AIM OF THE TASK
Transcribe all of the records precisely as they are presented.

>> start RECORD LIST

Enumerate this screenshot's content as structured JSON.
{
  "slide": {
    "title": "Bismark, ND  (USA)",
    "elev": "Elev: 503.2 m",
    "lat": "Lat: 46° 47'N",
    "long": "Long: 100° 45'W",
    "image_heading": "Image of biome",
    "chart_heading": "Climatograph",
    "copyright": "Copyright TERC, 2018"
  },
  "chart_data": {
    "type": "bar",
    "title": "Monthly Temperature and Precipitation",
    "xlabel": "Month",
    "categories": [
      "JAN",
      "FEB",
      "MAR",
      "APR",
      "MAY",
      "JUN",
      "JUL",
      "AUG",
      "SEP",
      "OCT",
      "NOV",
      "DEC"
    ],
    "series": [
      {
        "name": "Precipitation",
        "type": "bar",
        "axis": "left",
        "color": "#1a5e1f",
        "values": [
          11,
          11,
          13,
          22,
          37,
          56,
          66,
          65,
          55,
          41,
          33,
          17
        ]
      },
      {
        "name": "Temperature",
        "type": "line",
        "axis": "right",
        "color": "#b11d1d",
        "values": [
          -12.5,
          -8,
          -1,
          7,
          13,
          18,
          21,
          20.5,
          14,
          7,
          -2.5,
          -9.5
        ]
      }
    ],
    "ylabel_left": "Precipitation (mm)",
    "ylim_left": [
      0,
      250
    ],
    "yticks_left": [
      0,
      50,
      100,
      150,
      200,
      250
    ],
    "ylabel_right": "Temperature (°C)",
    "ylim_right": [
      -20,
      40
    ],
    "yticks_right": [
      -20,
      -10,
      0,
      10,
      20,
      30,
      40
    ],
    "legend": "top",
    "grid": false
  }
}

>> end RECORD LIST

TASK RESPONSE
Enumerate this screenshot's content as structured JSON.
{
  "slide": {
    "title": "Bismark, ND  (USA)",
    "elev": "Elev: 503.2 m",
    "lat": "Lat: 46° 47'N",
    "long": "Long: 100° 45'W",
    "image_heading": "Image of biome",
    "chart_heading": "Climatograph",
    "copyright": "Copyright TERC, 2018"
  },
  "chart_data": {
    "type": "bar",
    "title": "Monthly Temperature and Precipitation",
    "xlabel": "Month",
    "categories": [
      "JAN",
      "FEB",
      "MAR",
      "APR",
      "MAY",
      "JUN",
      "JUL",
      "AUG",
      "SEP",
      "OCT",
      "NOV",
      "DEC"
    ],
    "series": [
      {
        "name": "Precipitation",
        "type": "bar",
        "axis": "left",
        "color": "#1a5e1f",
        "values": [
          11,
          11,
          13,
          22,
          37,
          56,
          66,
          65,
          55,
          41,
          33,
          17
        ]
      },
      {
        "name": "Temperature",
        "type": "line",
        "axis": "right",
        "color": "#b11d1d",
        "values": [
          -12.5,
          -8,
          -1,
          7,
          13,
          18,
          21,
          20.5,
          14,
          7,
          -2.5,
          -9.5
        ]
      }
    ],
    "ylabel_left": "Precipitation (mm)",
    "ylim_left": [
      0,
      250
    ],
    "yticks_left": [
      0,
      50,
      100,
      150,
      200,
      250
    ],
    "ylabel_right": "Temperature (°C)",
    "ylim_right": [
      -20,
      40
    ],
    "yticks_right": [
      -20,
      -10,
      0,
      10,
      20,
      30,
      40
    ],
    "legend": "top",
    "grid": false
  }
}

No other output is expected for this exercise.